Required task = Retype the material below. Keep every word exactly as it is.

= = = =

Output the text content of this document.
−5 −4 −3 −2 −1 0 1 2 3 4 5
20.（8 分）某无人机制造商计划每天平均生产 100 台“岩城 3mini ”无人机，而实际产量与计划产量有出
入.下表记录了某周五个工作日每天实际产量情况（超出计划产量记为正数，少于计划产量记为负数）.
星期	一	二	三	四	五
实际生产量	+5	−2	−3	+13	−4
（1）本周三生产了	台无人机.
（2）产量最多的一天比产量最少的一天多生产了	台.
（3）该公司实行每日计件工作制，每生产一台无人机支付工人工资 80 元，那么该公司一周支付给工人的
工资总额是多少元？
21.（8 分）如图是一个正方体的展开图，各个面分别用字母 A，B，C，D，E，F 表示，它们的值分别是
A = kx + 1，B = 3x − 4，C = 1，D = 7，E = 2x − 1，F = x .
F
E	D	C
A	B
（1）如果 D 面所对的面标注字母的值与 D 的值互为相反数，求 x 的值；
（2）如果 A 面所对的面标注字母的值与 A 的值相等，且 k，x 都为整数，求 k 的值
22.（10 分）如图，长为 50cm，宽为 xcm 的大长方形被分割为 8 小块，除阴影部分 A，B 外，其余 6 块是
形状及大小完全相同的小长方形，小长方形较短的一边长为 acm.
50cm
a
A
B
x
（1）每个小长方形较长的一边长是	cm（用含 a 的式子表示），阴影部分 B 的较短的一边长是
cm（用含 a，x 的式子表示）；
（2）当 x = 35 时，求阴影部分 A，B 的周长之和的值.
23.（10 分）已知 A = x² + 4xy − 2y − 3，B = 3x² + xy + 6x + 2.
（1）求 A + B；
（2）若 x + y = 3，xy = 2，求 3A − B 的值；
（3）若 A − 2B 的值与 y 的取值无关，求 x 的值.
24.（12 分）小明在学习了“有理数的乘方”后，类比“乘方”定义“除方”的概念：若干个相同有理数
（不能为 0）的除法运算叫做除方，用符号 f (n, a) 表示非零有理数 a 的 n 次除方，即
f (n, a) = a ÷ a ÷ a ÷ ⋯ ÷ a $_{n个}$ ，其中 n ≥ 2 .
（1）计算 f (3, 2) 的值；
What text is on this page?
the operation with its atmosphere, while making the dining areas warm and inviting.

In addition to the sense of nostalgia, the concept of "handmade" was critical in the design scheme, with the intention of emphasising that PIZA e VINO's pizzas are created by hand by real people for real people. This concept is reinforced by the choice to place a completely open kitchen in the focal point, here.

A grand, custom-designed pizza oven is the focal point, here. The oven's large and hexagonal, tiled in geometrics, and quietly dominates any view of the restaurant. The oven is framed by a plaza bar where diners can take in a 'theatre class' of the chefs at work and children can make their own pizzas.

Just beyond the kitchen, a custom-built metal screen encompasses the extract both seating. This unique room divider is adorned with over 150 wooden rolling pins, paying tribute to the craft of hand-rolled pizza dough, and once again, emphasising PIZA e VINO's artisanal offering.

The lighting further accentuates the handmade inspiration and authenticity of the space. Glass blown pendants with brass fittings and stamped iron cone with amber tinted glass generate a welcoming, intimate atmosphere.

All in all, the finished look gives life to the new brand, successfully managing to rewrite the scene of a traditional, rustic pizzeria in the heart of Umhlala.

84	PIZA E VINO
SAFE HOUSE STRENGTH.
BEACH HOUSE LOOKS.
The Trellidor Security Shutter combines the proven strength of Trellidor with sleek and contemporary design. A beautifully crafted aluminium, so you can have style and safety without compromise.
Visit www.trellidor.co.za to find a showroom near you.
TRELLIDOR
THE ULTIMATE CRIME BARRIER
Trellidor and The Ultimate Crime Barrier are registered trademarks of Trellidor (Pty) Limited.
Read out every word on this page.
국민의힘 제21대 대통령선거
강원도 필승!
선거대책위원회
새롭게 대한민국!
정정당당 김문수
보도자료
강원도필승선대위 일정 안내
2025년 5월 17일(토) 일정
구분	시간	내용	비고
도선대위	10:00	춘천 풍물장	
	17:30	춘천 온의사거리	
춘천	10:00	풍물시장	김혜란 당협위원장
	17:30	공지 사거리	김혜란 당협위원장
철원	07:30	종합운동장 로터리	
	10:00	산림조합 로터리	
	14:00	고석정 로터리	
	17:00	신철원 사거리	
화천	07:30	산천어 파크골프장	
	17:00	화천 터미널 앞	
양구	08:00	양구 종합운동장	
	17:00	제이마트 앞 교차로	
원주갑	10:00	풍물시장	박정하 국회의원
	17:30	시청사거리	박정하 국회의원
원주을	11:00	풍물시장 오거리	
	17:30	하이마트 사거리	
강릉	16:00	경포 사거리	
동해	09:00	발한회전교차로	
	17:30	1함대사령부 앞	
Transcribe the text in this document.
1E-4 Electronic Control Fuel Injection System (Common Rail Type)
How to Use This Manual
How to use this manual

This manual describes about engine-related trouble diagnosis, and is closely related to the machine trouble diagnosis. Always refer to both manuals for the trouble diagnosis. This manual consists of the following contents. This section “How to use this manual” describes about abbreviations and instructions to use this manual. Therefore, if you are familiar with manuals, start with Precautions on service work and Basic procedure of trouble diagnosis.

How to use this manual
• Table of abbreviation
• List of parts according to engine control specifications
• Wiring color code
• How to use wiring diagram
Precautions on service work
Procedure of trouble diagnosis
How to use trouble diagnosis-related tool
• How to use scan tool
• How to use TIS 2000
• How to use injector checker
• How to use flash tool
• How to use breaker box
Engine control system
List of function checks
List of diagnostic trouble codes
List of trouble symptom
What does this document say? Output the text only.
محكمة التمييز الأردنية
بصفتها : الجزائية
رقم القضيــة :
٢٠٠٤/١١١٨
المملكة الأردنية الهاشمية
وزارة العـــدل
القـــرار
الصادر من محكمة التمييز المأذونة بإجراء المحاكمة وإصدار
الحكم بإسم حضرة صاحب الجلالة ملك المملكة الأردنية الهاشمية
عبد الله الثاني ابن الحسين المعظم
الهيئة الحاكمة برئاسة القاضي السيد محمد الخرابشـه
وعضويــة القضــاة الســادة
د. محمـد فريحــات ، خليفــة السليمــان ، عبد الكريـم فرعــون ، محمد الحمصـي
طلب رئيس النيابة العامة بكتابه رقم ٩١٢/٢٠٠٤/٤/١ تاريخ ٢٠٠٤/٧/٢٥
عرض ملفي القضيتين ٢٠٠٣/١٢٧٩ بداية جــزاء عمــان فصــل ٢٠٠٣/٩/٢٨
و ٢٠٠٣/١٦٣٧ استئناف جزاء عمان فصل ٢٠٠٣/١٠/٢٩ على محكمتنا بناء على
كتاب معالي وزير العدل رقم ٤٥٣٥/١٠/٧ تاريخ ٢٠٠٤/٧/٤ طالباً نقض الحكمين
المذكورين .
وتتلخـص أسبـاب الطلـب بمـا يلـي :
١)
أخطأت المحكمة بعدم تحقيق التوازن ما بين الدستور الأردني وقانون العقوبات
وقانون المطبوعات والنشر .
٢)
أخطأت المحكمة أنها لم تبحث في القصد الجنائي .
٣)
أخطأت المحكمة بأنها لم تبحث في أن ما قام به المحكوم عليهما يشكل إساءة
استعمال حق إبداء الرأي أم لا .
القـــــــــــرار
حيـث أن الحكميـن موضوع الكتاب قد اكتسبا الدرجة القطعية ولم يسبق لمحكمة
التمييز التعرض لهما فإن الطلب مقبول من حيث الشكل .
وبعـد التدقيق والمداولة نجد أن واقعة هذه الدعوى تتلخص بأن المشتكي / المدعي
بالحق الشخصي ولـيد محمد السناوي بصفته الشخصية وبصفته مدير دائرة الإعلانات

= = = =

Task answer =
Output the text content of this document.
−5 −4 −3 −2 −1 0 1 2 3 4 5
20.（8 分）某无人机制造商计划每天平均生产 100 台“岩城 3mini ”无人机，而实际产量与计划产量有出
入.下表记录了某周五个工作日每天实际产量情况（超出计划产量记为正数，少于计划产量记为负数）.
星期	一	二	三	四	五
实际生产量	+5	−2	−3	+13	−4
（1）本周三生产了	台无人机.
（2）产量最多的一天比产量最少的一天多生产了	台.
（3）该公司实行每日计件工作制，每生产一台无人机支付工人工资 80 元，那么该公司一周支付给工人的
工资总额是多少元？
21.（8 分）如图是一个正方体的展开图，各个面分别用字母 A，B，C，D，E，F 表示，它们的值分别是
A = kx + 1，B = 3x − 4，C = 1，D = 7，E = 2x − 1，F = x .
F
E	D	C
A	B
（1）如果 D 面所对的面标注字母的值与 D 的值互为相反数，求 x 的值；
（2）如果 A 面所对的面标注字母的值与 A 的值相等，且 k，x 都为整数，求 k 的值
22.（10 分）如图，长为 50cm，宽为 xcm 的大长方形被分割为 8 小块，除阴影部分 A，B 外，其余 6 块是
形状及大小完全相同的小长方形，小长方形较短的一边长为 acm.
50cm
a
A
B
x
（1）每个小长方形较长的一边长是	cm（用含 a 的式子表示），阴影部分 B 的较短的一边长是
cm（用含 a，x 的式子表示）；
（2）当 x = 35 时，求阴影部分 A，B 的周长之和的值.
23.（10 分）已知 A = x² + 4xy − 2y − 3，B = 3x² + xy + 6x + 2.
（1）求 A + B；
（2）若 x + y = 3，xy = 2，求 3A − B 的值；
（3）若 A − 2B 的值与 y 的取值无关，求 x 的值.
24.（12 分）小明在学习了“有理数的乘方”后，类比“乘方”定义“除方”的概念：若干个相同有理数
（不能为 0）的除法运算叫做除方，用符号 f (n, a) 表示非零有理数 a 的 n 次除方，即
f (n, a) = a ÷ a ÷ a ÷ ⋯ ÷ a $_{n个}$ ，其中 n ≥ 2 .
（1）计算 f (3, 2) 的值；
What text is on this page?
the operation with its atmosphere, while making the dining areas warm and inviting.

In addition to the sense of nostalgia, the concept of "handmade" was critical in the design scheme, with the intention of emphasising that PIZA e VINO's pizzas are created by hand by real people for real people. This concept is reinforced by the choice to place a completely open kitchen in the focal point, here.

A grand, custom-designed pizza oven is the focal point, here. The oven's large and hexagonal, tiled in geometrics, and quietly dominates any view of the restaurant. The oven is framed by a plaza bar where diners can take in a 'theatre class' of the chefs at work and children can make their own pizzas.

Just beyond the kitchen, a custom-built metal screen encompasses the extract both seating. This unique room divider is adorned with over 150 wooden rolling pins, paying tribute to the craft of hand-rolled pizza dough, and once again, emphasising PIZA e VINO's artisanal offering.

The lighting further accentuates the handmade inspiration and authenticity of the space. Glass blown pendants with brass fittings and stamped iron cone with amber tinted glass generate a welcoming, intimate atmosphere.

All in all, the finished look gives life to the new brand, successfully managing to rewrite the scene of a traditional, rustic pizzeria in the heart of Umhlala.

84	PIZA E VINO
SAFE HOUSE STRENGTH.
BEACH HOUSE LOOKS.
The Trellidor Security Shutter combines the proven strength of Trellidor with sleek and contemporary design. A beautifully crafted aluminium, so you can have style and safety without compromise.
Visit www.trellidor.co.za to find a showroom near you.
TRELLIDOR
THE ULTIMATE CRIME BARRIER
Trellidor and The Ultimate Crime Barrier are registered trademarks of Trellidor (Pty) Limited.
Read out every word on this page.
국민의힘 제21대 대통령선거
강원도 필승!
선거대책위원회
새롭게 대한민국!
정정당당 김문수
보도자료
강원도필승선대위 일정 안내
2025년 5월 17일(토) 일정
구분	시간	내용	비고
도선대위	10:00	춘천 풍물장	
	17:30	춘천 온의사거리	
춘천	10:00	풍물시장	김혜란 당협위원장
	17:30	공지 사거리	김혜란 당협위원장
철원	07:30	종합운동장 로터리	
	10:00	산림조합 로터리	
	14:00	고석정 로터리	
	17:00	신철원 사거리	
화천	07:30	산천어 파크골프장	
	17:00	화천 터미널 앞	
양구	08:00	양구 종합운동장	
	17:00	제이마트 앞 교차로	
원주갑	10:00	풍물시장	박정하 국회의원
	17:30	시청사거리	박정하 국회의원
원주을	11:00	풍물시장 오거리	
	17:30	하이마트 사거리	
강릉	16:00	경포 사거리	
동해	09:00	발한회전교차로	
	17:30	1함대사령부 앞	
Transcribe the text in this document.
1E-4 Electronic Control Fuel Injection System (Common Rail Type)
How to Use This Manual
How to use this manual

This manual describes about engine-related trouble diagnosis, and is closely related to the machine trouble diagnosis. Always refer to both manuals for the trouble diagnosis. This manual consists of the following contents. This section “How to use this manual” describes about abbreviations and instructions to use this manual. Therefore, if you are familiar with manuals, start with Precautions on service work and Basic procedure of trouble diagnosis.

How to use this manual
• Table of abbreviation
• List of parts according to engine control specifications
• Wiring color code
• How to use wiring diagram
Precautions on service work
Procedure of trouble diagnosis
How to use trouble diagnosis-related tool
• How to use scan tool
• How to use TIS 2000
• How to use injector checker
• How to use flash tool
• How to use breaker box
Engine control system
List of function checks
List of diagnostic trouble codes
List of trouble symptom
What does this document say? Output the text only.
محكمة التمييز الأردنية
بصفتها : الجزائية
رقم القضيــة :
٢٠٠٤/١١١٨
المملكة الأردنية الهاشمية
وزارة العـــدل
القـــرار
الصادر من محكمة التمييز المأذونة بإجراء المحاكمة وإصدار
الحكم بإسم حضرة صاحب الجلالة ملك المملكة الأردنية الهاشمية
عبد الله الثاني ابن الحسين المعظم
الهيئة الحاكمة برئاسة القاضي السيد محمد الخرابشـه
وعضويــة القضــاة الســادة
د. محمـد فريحــات ، خليفــة السليمــان ، عبد الكريـم فرعــون ، محمد الحمصـي
طلب رئيس النيابة العامة بكتابه رقم ٩١٢/٢٠٠٤/٤/١ تاريخ ٢٠٠٤/٧/٢٥
عرض ملفي القضيتين ٢٠٠٣/١٢٧٩ بداية جــزاء عمــان فصــل ٢٠٠٣/٩/٢٨
و ٢٠٠٣/١٦٣٧ استئناف جزاء عمان فصل ٢٠٠٣/١٠/٢٩ على محكمتنا بناء على
كتاب معالي وزير العدل رقم ٤٥٣٥/١٠/٧ تاريخ ٢٠٠٤/٧/٤ طالباً نقض الحكمين
المذكورين .
وتتلخـص أسبـاب الطلـب بمـا يلـي :
١)
أخطأت المحكمة بعدم تحقيق التوازن ما بين الدستور الأردني وقانون العقوبات
وقانون المطبوعات والنشر .
٢)
أخطأت المحكمة أنها لم تبحث في القصد الجنائي .
٣)
أخطأت المحكمة بأنها لم تبحث في أن ما قام به المحكوم عليهما يشكل إساءة
استعمال حق إبداء الرأي أم لا .
القـــــــــــرار
حيـث أن الحكميـن موضوع الكتاب قد اكتسبا الدرجة القطعية ولم يسبق لمحكمة
التمييز التعرض لهما فإن الطلب مقبول من حيث الشكل .
وبعـد التدقيق والمداولة نجد أن واقعة هذه الدعوى تتلخص بأن المشتكي / المدعي
بالحق الشخصي ولـيد محمد السناوي بصفته الشخصية وبصفته مدير دائرة الإعلانات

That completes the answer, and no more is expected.